Copy out every line of each item below, character for character, with nothing changed or left out.

□ □ □ □ □ □ □

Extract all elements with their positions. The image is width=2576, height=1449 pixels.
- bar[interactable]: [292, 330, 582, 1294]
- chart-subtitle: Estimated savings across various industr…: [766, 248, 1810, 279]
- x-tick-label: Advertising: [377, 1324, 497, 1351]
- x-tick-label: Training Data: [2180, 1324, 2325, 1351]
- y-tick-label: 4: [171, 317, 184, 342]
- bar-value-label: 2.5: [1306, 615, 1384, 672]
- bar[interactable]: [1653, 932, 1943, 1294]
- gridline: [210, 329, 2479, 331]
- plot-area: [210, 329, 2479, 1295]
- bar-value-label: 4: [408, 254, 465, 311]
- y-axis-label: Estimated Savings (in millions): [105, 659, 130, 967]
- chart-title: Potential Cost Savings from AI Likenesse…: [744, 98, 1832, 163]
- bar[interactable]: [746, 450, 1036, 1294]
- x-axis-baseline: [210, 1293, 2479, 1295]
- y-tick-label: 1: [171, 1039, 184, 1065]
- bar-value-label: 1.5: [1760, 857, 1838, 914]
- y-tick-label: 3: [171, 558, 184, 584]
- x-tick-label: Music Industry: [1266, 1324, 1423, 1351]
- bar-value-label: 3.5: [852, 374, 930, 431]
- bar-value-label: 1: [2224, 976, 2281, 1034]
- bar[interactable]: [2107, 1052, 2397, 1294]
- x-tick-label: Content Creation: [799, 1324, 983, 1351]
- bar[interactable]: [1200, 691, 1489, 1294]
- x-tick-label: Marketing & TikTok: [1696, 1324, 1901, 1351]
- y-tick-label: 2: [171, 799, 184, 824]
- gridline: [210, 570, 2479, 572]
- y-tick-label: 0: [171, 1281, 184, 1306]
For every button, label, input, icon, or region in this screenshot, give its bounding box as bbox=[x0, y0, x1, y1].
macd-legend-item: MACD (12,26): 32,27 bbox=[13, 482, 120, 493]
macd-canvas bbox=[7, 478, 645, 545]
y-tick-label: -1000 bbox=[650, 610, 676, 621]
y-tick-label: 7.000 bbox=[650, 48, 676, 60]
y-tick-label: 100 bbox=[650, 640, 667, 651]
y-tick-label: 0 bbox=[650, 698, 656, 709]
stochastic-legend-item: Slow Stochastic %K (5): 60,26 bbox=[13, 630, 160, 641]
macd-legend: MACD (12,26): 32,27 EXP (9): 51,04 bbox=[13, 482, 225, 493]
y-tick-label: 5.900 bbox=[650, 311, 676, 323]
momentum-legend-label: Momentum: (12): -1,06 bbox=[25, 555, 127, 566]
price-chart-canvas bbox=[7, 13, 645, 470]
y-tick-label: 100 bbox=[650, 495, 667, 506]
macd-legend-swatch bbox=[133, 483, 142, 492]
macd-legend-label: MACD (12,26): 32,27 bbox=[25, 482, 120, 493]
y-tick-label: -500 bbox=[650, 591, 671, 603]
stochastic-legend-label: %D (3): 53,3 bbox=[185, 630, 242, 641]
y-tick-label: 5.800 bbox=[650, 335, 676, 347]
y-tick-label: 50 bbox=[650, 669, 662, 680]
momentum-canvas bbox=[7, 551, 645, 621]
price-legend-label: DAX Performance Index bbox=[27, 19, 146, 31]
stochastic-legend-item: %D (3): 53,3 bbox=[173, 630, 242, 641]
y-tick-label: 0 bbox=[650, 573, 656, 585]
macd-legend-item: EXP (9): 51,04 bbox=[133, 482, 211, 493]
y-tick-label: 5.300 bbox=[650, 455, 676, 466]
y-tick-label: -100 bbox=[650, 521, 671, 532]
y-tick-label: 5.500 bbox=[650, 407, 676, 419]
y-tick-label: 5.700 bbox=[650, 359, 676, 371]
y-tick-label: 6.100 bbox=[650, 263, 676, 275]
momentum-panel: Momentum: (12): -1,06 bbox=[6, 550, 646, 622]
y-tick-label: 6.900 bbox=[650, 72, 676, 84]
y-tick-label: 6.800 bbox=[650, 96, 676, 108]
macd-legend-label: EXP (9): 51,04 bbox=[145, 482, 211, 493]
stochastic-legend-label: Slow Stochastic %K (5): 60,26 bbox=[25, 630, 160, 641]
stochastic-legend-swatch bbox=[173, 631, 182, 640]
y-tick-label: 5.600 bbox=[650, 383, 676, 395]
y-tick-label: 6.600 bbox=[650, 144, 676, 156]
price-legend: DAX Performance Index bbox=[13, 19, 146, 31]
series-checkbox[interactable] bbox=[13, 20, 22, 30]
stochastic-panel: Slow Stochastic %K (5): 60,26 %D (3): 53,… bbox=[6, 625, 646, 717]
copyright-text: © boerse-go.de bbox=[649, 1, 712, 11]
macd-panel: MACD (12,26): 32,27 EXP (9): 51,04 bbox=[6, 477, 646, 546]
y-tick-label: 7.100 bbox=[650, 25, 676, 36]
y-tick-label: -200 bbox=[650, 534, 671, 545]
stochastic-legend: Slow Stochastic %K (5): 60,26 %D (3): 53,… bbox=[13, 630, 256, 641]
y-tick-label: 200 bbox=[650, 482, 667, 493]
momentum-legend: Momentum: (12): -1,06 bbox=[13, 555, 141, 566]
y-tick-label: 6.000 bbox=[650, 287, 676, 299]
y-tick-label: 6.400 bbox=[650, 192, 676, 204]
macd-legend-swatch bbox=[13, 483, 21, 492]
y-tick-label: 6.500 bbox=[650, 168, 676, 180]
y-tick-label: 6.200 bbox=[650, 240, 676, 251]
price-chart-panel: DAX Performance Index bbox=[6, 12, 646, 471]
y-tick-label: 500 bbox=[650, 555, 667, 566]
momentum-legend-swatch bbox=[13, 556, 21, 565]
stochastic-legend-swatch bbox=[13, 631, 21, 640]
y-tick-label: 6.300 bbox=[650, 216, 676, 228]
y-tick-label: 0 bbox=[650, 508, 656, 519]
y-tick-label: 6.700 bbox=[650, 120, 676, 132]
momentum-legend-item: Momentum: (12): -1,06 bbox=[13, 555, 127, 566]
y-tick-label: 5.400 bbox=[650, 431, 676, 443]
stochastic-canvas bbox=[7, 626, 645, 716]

□ □ □ □ □ □ □

_CORRECT RESULT_
Extract all elements with their positions. The image is width=2576, height=1449 pixels.
- bar[interactable]: [292, 330, 582, 1294]
- chart-subtitle: Estimated savings across various industr…: [766, 248, 1810, 279]
- x-tick-label: Advertising: [377, 1324, 497, 1351]
- x-tick-label: Training Data: [2180, 1324, 2325, 1351]
- y-tick-label: 4: [171, 317, 184, 342]
- bar-value-label: 2.5: [1306, 615, 1384, 672]
- bar[interactable]: [1653, 932, 1943, 1294]
- gridline: [210, 329, 2479, 331]
- plot-area: [210, 329, 2479, 1295]
- bar-value-label: 4: [408, 254, 465, 311]
- y-axis-label: Estimated Savings (in millions): [105, 659, 130, 967]
- chart-title: Potential Cost Savings from AI Likenesse…: [744, 98, 1832, 163]
- bar[interactable]: [746, 450, 1036, 1294]
- x-axis-baseline: [210, 1293, 2479, 1295]
- y-tick-label: 1: [171, 1039, 184, 1065]
- bar-value-label: 1.5: [1760, 857, 1838, 914]
- y-tick-label: 3: [171, 558, 184, 584]
- x-tick-label: Music Industry: [1266, 1324, 1423, 1351]
- bar-value-label: 3.5: [852, 374, 930, 431]
- bar-value-label: 1: [2224, 976, 2281, 1034]
- bar[interactable]: [2107, 1052, 2397, 1294]
- x-tick-label: Content Creation: [799, 1324, 983, 1351]
- bar[interactable]: [1200, 691, 1489, 1294]
- x-tick-label: Marketing & TikTok: [1696, 1324, 1901, 1351]
- y-tick-label: 2: [171, 799, 184, 824]
- gridline: [210, 570, 2479, 572]
- y-tick-label: 0: [171, 1281, 184, 1306]
For every button, label, input, icon, or region in this screenshot, give its bounding box as bbox=[x0, y0, x1, y1].
macd-legend-item: MACD (12,26): 32,27 bbox=[13, 482, 120, 493]
macd-canvas bbox=[7, 478, 645, 545]
y-tick-label: -1000 bbox=[650, 610, 676, 621]
y-tick-label: 7.000 bbox=[650, 48, 676, 60]
y-tick-label: 100 bbox=[650, 640, 667, 651]
y-tick-label: 0 bbox=[650, 698, 656, 709]
stochastic-legend-item: Slow Stochastic %K (5): 60,26 bbox=[13, 630, 160, 641]
macd-legend: MACD (12,26): 32,27 EXP (9): 51,04 bbox=[13, 482, 225, 493]
y-tick-label: 5.900 bbox=[650, 311, 676, 323]
momentum-legend-label: Momentum: (12): -1,06 bbox=[25, 555, 127, 566]
price-chart-canvas bbox=[7, 13, 645, 470]
y-tick-label: 100 bbox=[650, 495, 667, 506]
macd-legend-swatch bbox=[133, 483, 142, 492]
macd-legend-label: MACD (12,26): 32,27 bbox=[25, 482, 120, 493]
y-tick-label: -500 bbox=[650, 591, 671, 603]
stochastic-legend-label: %D (3): 53,3 bbox=[185, 630, 242, 641]
y-tick-label: 5.800 bbox=[650, 335, 676, 347]
y-tick-label: 50 bbox=[650, 669, 662, 680]
momentum-canvas bbox=[7, 551, 645, 621]
price-legend-label: DAX Performance Index bbox=[27, 19, 146, 31]
stochastic-legend-item: %D (3): 53,3 bbox=[173, 630, 242, 641]
y-tick-label: 0 bbox=[650, 573, 656, 585]
macd-legend-item: EXP (9): 51,04 bbox=[133, 482, 211, 493]
y-tick-label: 5.300 bbox=[650, 455, 676, 466]
y-tick-label: -100 bbox=[650, 521, 671, 532]
y-tick-label: 5.500 bbox=[650, 407, 676, 419]
y-tick-label: 5.700 bbox=[650, 359, 676, 371]
y-tick-label: 6.100 bbox=[650, 263, 676, 275]
momentum-panel: Momentum: (12): -1,06 bbox=[6, 550, 646, 622]
y-tick-label: 6.900 bbox=[650, 72, 676, 84]
y-tick-label: 6.800 bbox=[650, 96, 676, 108]
macd-legend-label: EXP (9): 51,04 bbox=[145, 482, 211, 493]
stochastic-legend-label: Slow Stochastic %K (5): 60,26 bbox=[25, 630, 160, 641]
stochastic-legend-swatch bbox=[173, 631, 182, 640]
y-tick-label: 5.600 bbox=[650, 383, 676, 395]
y-tick-label: 6.600 bbox=[650, 144, 676, 156]
price-legend: DAX Performance Index bbox=[13, 19, 146, 31]
series-checkbox[interactable] bbox=[13, 20, 22, 30]
stochastic-panel: Slow Stochastic %K (5): 60,26 %D (3): 53,… bbox=[6, 625, 646, 717]
copyright-text: © boerse-go.de bbox=[649, 1, 712, 11]
macd-panel: MACD (12,26): 32,27 EXP (9): 51,04 bbox=[6, 477, 646, 546]
y-tick-label: 7.100 bbox=[650, 25, 676, 36]
y-tick-label: -200 bbox=[650, 534, 671, 545]
stochastic-legend: Slow Stochastic %K (5): 60,26 %D (3): 53,… bbox=[13, 630, 256, 641]
y-tick-label: 200 bbox=[650, 482, 667, 493]
momentum-legend: Momentum: (12): -1,06 bbox=[13, 555, 141, 566]
y-tick-label: 6.000 bbox=[650, 287, 676, 299]
y-tick-label: 6.400 bbox=[650, 192, 676, 204]
macd-legend-swatch bbox=[13, 483, 21, 492]
y-tick-label: 6.500 bbox=[650, 168, 676, 180]
y-tick-label: 6.200 bbox=[650, 240, 676, 251]
price-chart-panel: DAX Performance Index bbox=[6, 12, 646, 471]
y-tick-label: 500 bbox=[650, 555, 667, 566]
momentum-legend-swatch bbox=[13, 556, 21, 565]
stochastic-legend-swatch bbox=[13, 631, 21, 640]
y-tick-label: 6.300 bbox=[650, 216, 676, 228]
y-tick-label: 0 bbox=[650, 508, 656, 519]
y-tick-label: 6.700 bbox=[650, 120, 676, 132]
momentum-legend-item: Momentum: (12): -1,06 bbox=[13, 555, 127, 566]
y-tick-label: 5.400 bbox=[650, 431, 676, 443]
stochastic-canvas bbox=[7, 626, 645, 716]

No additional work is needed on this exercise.